> _WORK TO DO_
Wherever the word "JSON" turns up in a line of the entries, copy that line.

## start SUPPLIED INFORMATION

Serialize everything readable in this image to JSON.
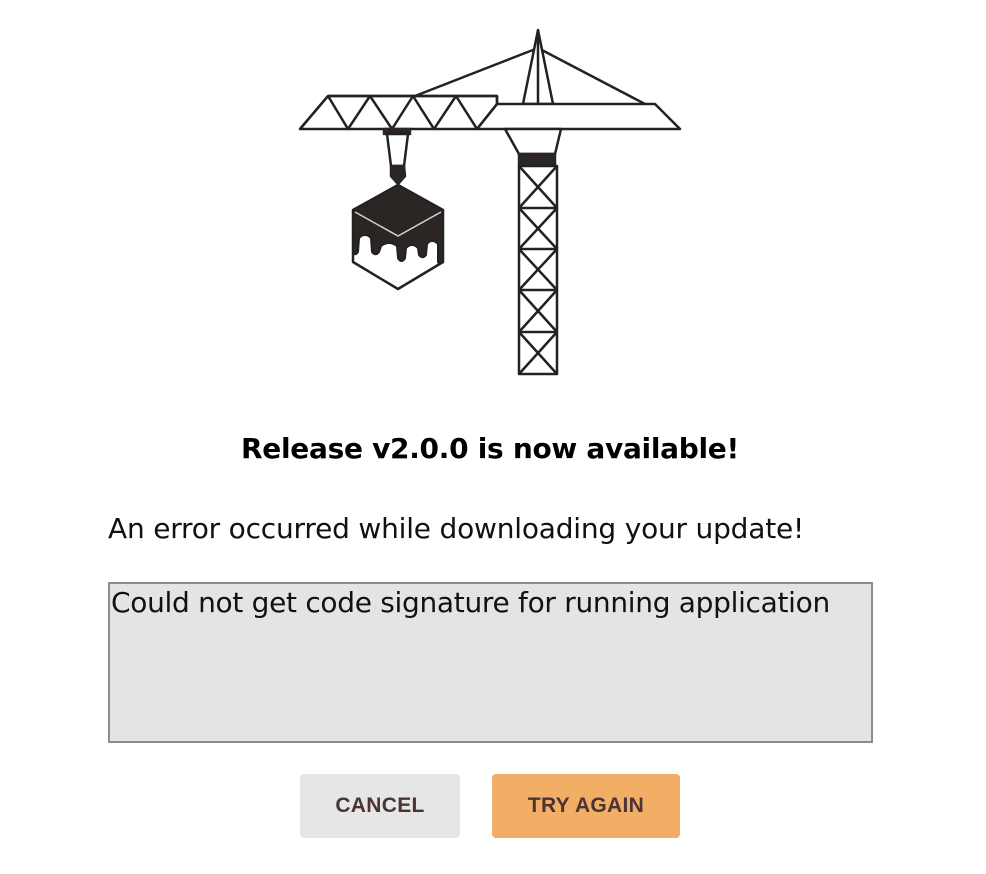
{
  "dialog": {
    "title": "Release v2.0.0 is now available!",
    "message": "An error occurred while downloading your update!",
    "details": "Could not get code signature for running application"
  },
  "buttons": {
    "cancel_label": "CANCEL",
    "retry_label": "TRY AGAIN"
  },
  "illustration": {
    "icon": "construction-crane-icon",
    "cargo_icon": "dripping-cube-icon"
  },
  "colors": {
    "retry_button": "#f2ae64",
    "cancel_button": "#e6e6e6",
    "details_background": "#e4e4e4",
    "button_text": "#4a3434"
  }
}
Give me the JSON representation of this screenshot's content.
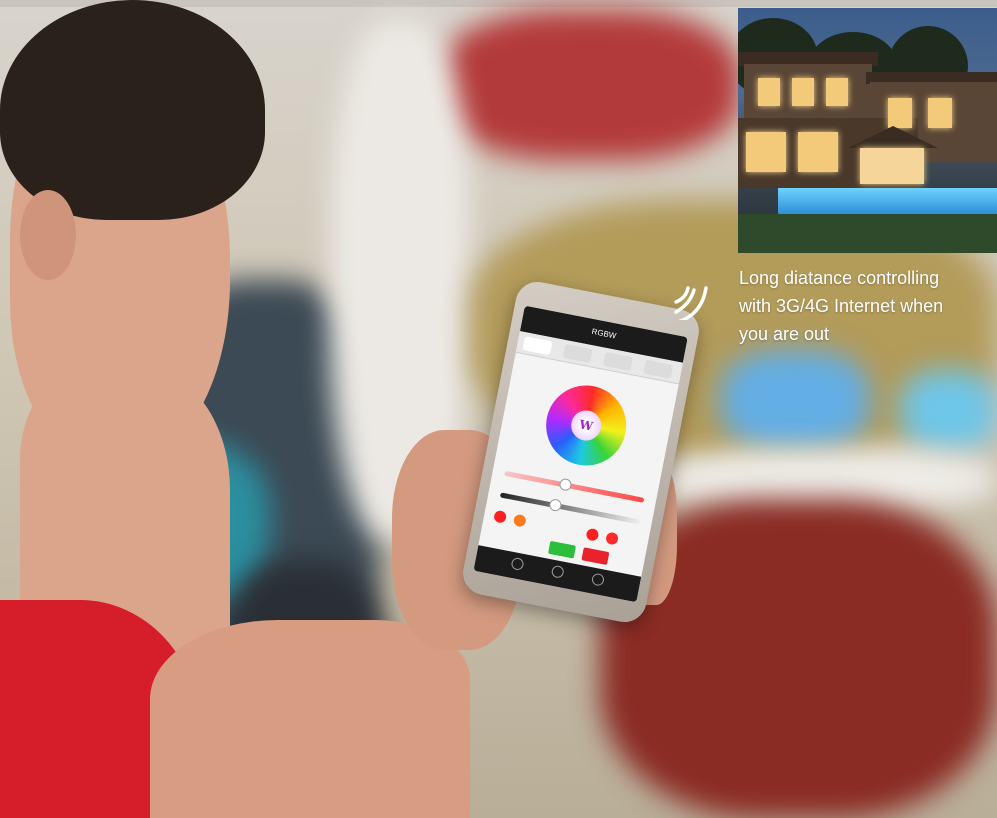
{
  "caption": {
    "line1": "Long diatance controlling",
    "line2": "with 3G/4G Internet when",
    "line3": "you are out"
  },
  "phone_app": {
    "title": "RGBW"
  },
  "colors": {
    "shirt": "#d61e2a",
    "caption_text": "#ffffff",
    "on_button": "#2bbf3c",
    "off_button": "#e8232b"
  },
  "icons": {
    "signal": "wireless-signal-icon",
    "wheel_center": "w-logo-icon"
  }
}
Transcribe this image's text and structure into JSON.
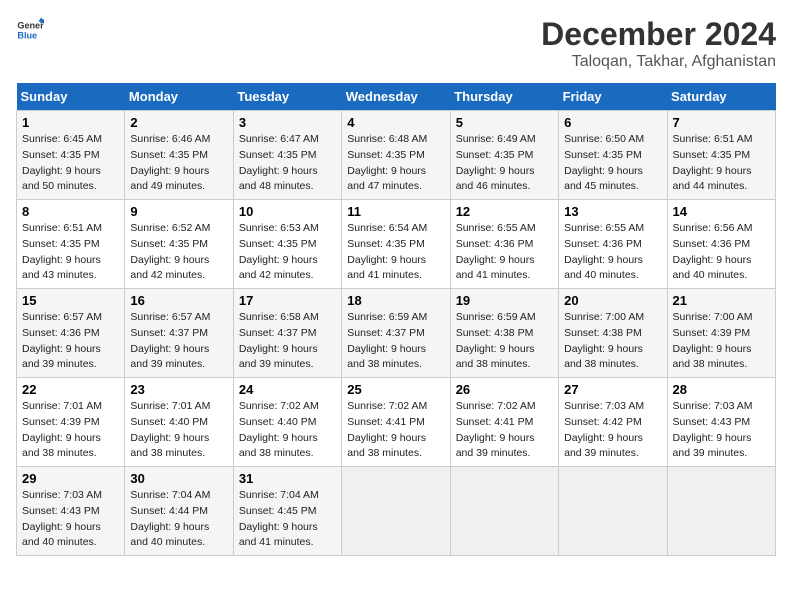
{
  "header": {
    "logo_general": "General",
    "logo_blue": "Blue",
    "title": "December 2024",
    "subtitle": "Taloqan, Takhar, Afghanistan"
  },
  "calendar": {
    "days_of_week": [
      "Sunday",
      "Monday",
      "Tuesday",
      "Wednesday",
      "Thursday",
      "Friday",
      "Saturday"
    ],
    "weeks": [
      [
        {
          "day": "1",
          "sunrise": "6:45 AM",
          "sunset": "4:35 PM",
          "daylight": "9 hours and 50 minutes."
        },
        {
          "day": "2",
          "sunrise": "6:46 AM",
          "sunset": "4:35 PM",
          "daylight": "9 hours and 49 minutes."
        },
        {
          "day": "3",
          "sunrise": "6:47 AM",
          "sunset": "4:35 PM",
          "daylight": "9 hours and 48 minutes."
        },
        {
          "day": "4",
          "sunrise": "6:48 AM",
          "sunset": "4:35 PM",
          "daylight": "9 hours and 47 minutes."
        },
        {
          "day": "5",
          "sunrise": "6:49 AM",
          "sunset": "4:35 PM",
          "daylight": "9 hours and 46 minutes."
        },
        {
          "day": "6",
          "sunrise": "6:50 AM",
          "sunset": "4:35 PM",
          "daylight": "9 hours and 45 minutes."
        },
        {
          "day": "7",
          "sunrise": "6:51 AM",
          "sunset": "4:35 PM",
          "daylight": "9 hours and 44 minutes."
        }
      ],
      [
        {
          "day": "8",
          "sunrise": "6:51 AM",
          "sunset": "4:35 PM",
          "daylight": "9 hours and 43 minutes."
        },
        {
          "day": "9",
          "sunrise": "6:52 AM",
          "sunset": "4:35 PM",
          "daylight": "9 hours and 42 minutes."
        },
        {
          "day": "10",
          "sunrise": "6:53 AM",
          "sunset": "4:35 PM",
          "daylight": "9 hours and 42 minutes."
        },
        {
          "day": "11",
          "sunrise": "6:54 AM",
          "sunset": "4:35 PM",
          "daylight": "9 hours and 41 minutes."
        },
        {
          "day": "12",
          "sunrise": "6:55 AM",
          "sunset": "4:36 PM",
          "daylight": "9 hours and 41 minutes."
        },
        {
          "day": "13",
          "sunrise": "6:55 AM",
          "sunset": "4:36 PM",
          "daylight": "9 hours and 40 minutes."
        },
        {
          "day": "14",
          "sunrise": "6:56 AM",
          "sunset": "4:36 PM",
          "daylight": "9 hours and 40 minutes."
        }
      ],
      [
        {
          "day": "15",
          "sunrise": "6:57 AM",
          "sunset": "4:36 PM",
          "daylight": "9 hours and 39 minutes."
        },
        {
          "day": "16",
          "sunrise": "6:57 AM",
          "sunset": "4:37 PM",
          "daylight": "9 hours and 39 minutes."
        },
        {
          "day": "17",
          "sunrise": "6:58 AM",
          "sunset": "4:37 PM",
          "daylight": "9 hours and 39 minutes."
        },
        {
          "day": "18",
          "sunrise": "6:59 AM",
          "sunset": "4:37 PM",
          "daylight": "9 hours and 38 minutes."
        },
        {
          "day": "19",
          "sunrise": "6:59 AM",
          "sunset": "4:38 PM",
          "daylight": "9 hours and 38 minutes."
        },
        {
          "day": "20",
          "sunrise": "7:00 AM",
          "sunset": "4:38 PM",
          "daylight": "9 hours and 38 minutes."
        },
        {
          "day": "21",
          "sunrise": "7:00 AM",
          "sunset": "4:39 PM",
          "daylight": "9 hours and 38 minutes."
        }
      ],
      [
        {
          "day": "22",
          "sunrise": "7:01 AM",
          "sunset": "4:39 PM",
          "daylight": "9 hours and 38 minutes."
        },
        {
          "day": "23",
          "sunrise": "7:01 AM",
          "sunset": "4:40 PM",
          "daylight": "9 hours and 38 minutes."
        },
        {
          "day": "24",
          "sunrise": "7:02 AM",
          "sunset": "4:40 PM",
          "daylight": "9 hours and 38 minutes."
        },
        {
          "day": "25",
          "sunrise": "7:02 AM",
          "sunset": "4:41 PM",
          "daylight": "9 hours and 38 minutes."
        },
        {
          "day": "26",
          "sunrise": "7:02 AM",
          "sunset": "4:41 PM",
          "daylight": "9 hours and 39 minutes."
        },
        {
          "day": "27",
          "sunrise": "7:03 AM",
          "sunset": "4:42 PM",
          "daylight": "9 hours and 39 minutes."
        },
        {
          "day": "28",
          "sunrise": "7:03 AM",
          "sunset": "4:43 PM",
          "daylight": "9 hours and 39 minutes."
        }
      ],
      [
        {
          "day": "29",
          "sunrise": "7:03 AM",
          "sunset": "4:43 PM",
          "daylight": "9 hours and 40 minutes."
        },
        {
          "day": "30",
          "sunrise": "7:04 AM",
          "sunset": "4:44 PM",
          "daylight": "9 hours and 40 minutes."
        },
        {
          "day": "31",
          "sunrise": "7:04 AM",
          "sunset": "4:45 PM",
          "daylight": "9 hours and 41 minutes."
        },
        null,
        null,
        null,
        null
      ]
    ]
  }
}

## end SUPPLIED INFORMATION

> _RESULT OF THE TASK_
Serialize everything readable in this image to JSON.
Give me the JSON representation of this screenshot's content.
Transcribe this image's text and structure into JSON.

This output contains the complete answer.